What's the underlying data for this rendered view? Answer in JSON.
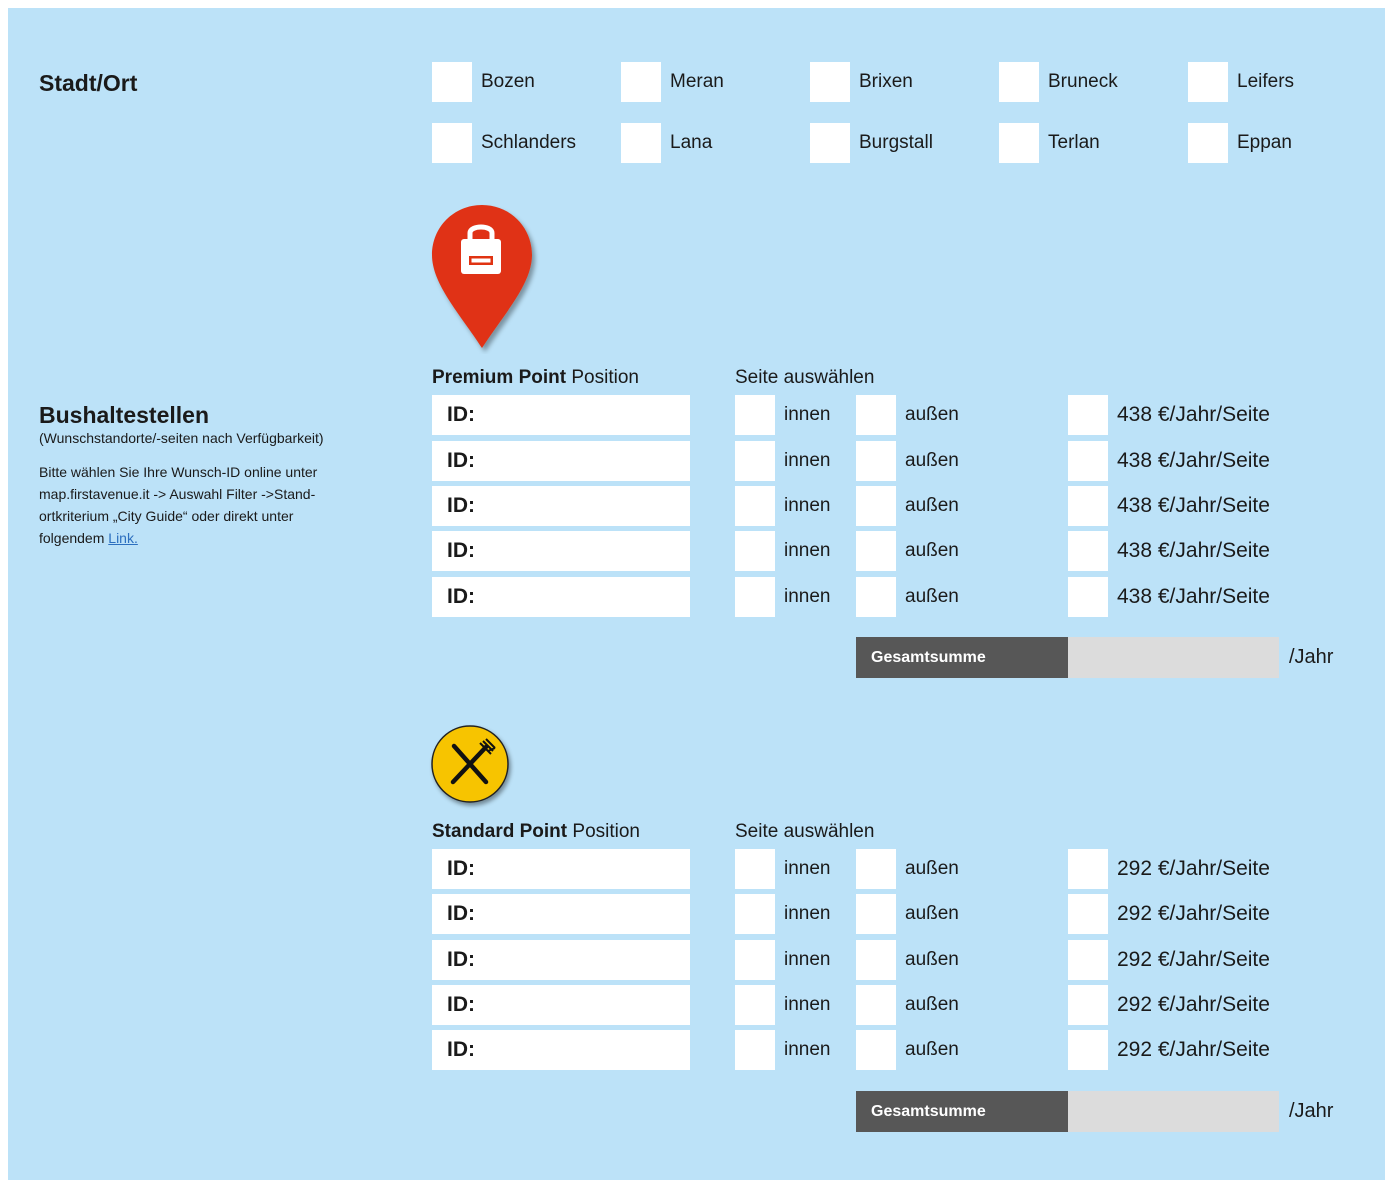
{
  "stadt": {
    "heading": "Stadt/Ort",
    "cities": [
      "Bozen",
      "Meran",
      "Brixen",
      "Bruneck",
      "Leifers",
      "Schlanders",
      "Lana",
      "Burgstall",
      "Terlan",
      "Eppan"
    ]
  },
  "bus": {
    "heading": "Bushaltestellen",
    "subheading": "(Wunschstandorte/-seiten nach Verfügbarkeit)",
    "note_line1": "Bitte wählen Sie Ihre Wunsch-ID online unter",
    "note_line2": "map.firstavenue.it -> Auswahl Filter ->Stand-",
    "note_line3": "ortkriterium „City Guide“ oder direkt unter",
    "note_line4_prefix": "folgendem ",
    "note_link": "Link."
  },
  "premium": {
    "icon": "lock-location-pin-icon",
    "icon_color": "#e03312",
    "title_bold": "Premium Point",
    "title_rest": " Position",
    "side_header": "Seite auswählen",
    "rows": [
      {
        "id_label": "ID:",
        "inner": "innen",
        "outer": "außen",
        "price": "438 €/Jahr/Seite"
      },
      {
        "id_label": "ID:",
        "inner": "innen",
        "outer": "außen",
        "price": "438 €/Jahr/Seite"
      },
      {
        "id_label": "ID:",
        "inner": "innen",
        "outer": "außen",
        "price": "438 €/Jahr/Seite"
      },
      {
        "id_label": "ID:",
        "inner": "innen",
        "outer": "außen",
        "price": "438 €/Jahr/Seite"
      },
      {
        "id_label": "ID:",
        "inner": "innen",
        "outer": "außen",
        "price": "438 €/Jahr/Seite"
      }
    ],
    "total_label": "Gesamtsumme",
    "per_year": "/Jahr"
  },
  "standard": {
    "icon": "fork-knife-icon",
    "icon_color": "#f7c400",
    "title_bold": "Standard Point",
    "title_rest": " Position",
    "side_header": "Seite auswählen",
    "rows": [
      {
        "id_label": "ID:",
        "inner": "innen",
        "outer": "außen",
        "price": "292 €/Jahr/Seite"
      },
      {
        "id_label": "ID:",
        "inner": "innen",
        "outer": "außen",
        "price": "292 €/Jahr/Seite"
      },
      {
        "id_label": "ID:",
        "inner": "innen",
        "outer": "außen",
        "price": "292 €/Jahr/Seite"
      },
      {
        "id_label": "ID:",
        "inner": "innen",
        "outer": "außen",
        "price": "292 €/Jahr/Seite"
      },
      {
        "id_label": "ID:",
        "inner": "innen",
        "outer": "außen",
        "price": "292 €/Jahr/Seite"
      }
    ],
    "total_label": "Gesamtsumme",
    "per_year": "/Jahr"
  }
}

◇ ◇ ◇ ◇ ◇ ◇ ◇

__EXERCISE AIM__.
Reproduce every line precisely as given, omitting all pictures.

__EXERCISE RESPONSE__.
What's the underlying data for this rendered view? Answer in JSON.
{
  "stadt": {
    "heading": "Stadt/Ort",
    "cities": [
      "Bozen",
      "Meran",
      "Brixen",
      "Bruneck",
      "Leifers",
      "Schlanders",
      "Lana",
      "Burgstall",
      "Terlan",
      "Eppan"
    ]
  },
  "bus": {
    "heading": "Bushaltestellen",
    "subheading": "(Wunschstandorte/-seiten nach Verfügbarkeit)",
    "note_line1": "Bitte wählen Sie Ihre Wunsch-ID online unter",
    "note_line2": "map.firstavenue.it -> Auswahl Filter ->Stand-",
    "note_line3": "ortkriterium „City Guide“ oder direkt unter",
    "note_line4_prefix": "folgendem ",
    "note_link": "Link."
  },
  "premium": {
    "icon": "lock-location-pin-icon",
    "icon_color": "#e03312",
    "title_bold": "Premium Point",
    "title_rest": " Position",
    "side_header": "Seite auswählen",
    "rows": [
      {
        "id_label": "ID:",
        "inner": "innen",
        "outer": "außen",
        "price": "438 €/Jahr/Seite"
      },
      {
        "id_label": "ID:",
        "inner": "innen",
        "outer": "außen",
        "price": "438 €/Jahr/Seite"
      },
      {
        "id_label": "ID:",
        "inner": "innen",
        "outer": "außen",
        "price": "438 €/Jahr/Seite"
      },
      {
        "id_label": "ID:",
        "inner": "innen",
        "outer": "außen",
        "price": "438 €/Jahr/Seite"
      },
      {
        "id_label": "ID:",
        "inner": "innen",
        "outer": "außen",
        "price": "438 €/Jahr/Seite"
      }
    ],
    "total_label": "Gesamtsumme",
    "per_year": "/Jahr"
  },
  "standard": {
    "icon": "fork-knife-icon",
    "icon_color": "#f7c400",
    "title_bold": "Standard Point",
    "title_rest": " Position",
    "side_header": "Seite auswählen",
    "rows": [
      {
        "id_label": "ID:",
        "inner": "innen",
        "outer": "außen",
        "price": "292 €/Jahr/Seite"
      },
      {
        "id_label": "ID:",
        "inner": "innen",
        "outer": "außen",
        "price": "292 €/Jahr/Seite"
      },
      {
        "id_label": "ID:",
        "inner": "innen",
        "outer": "außen",
        "price": "292 €/Jahr/Seite"
      },
      {
        "id_label": "ID:",
        "inner": "innen",
        "outer": "außen",
        "price": "292 €/Jahr/Seite"
      },
      {
        "id_label": "ID:",
        "inner": "innen",
        "outer": "außen",
        "price": "292 €/Jahr/Seite"
      }
    ],
    "total_label": "Gesamtsumme",
    "per_year": "/Jahr"
  }
}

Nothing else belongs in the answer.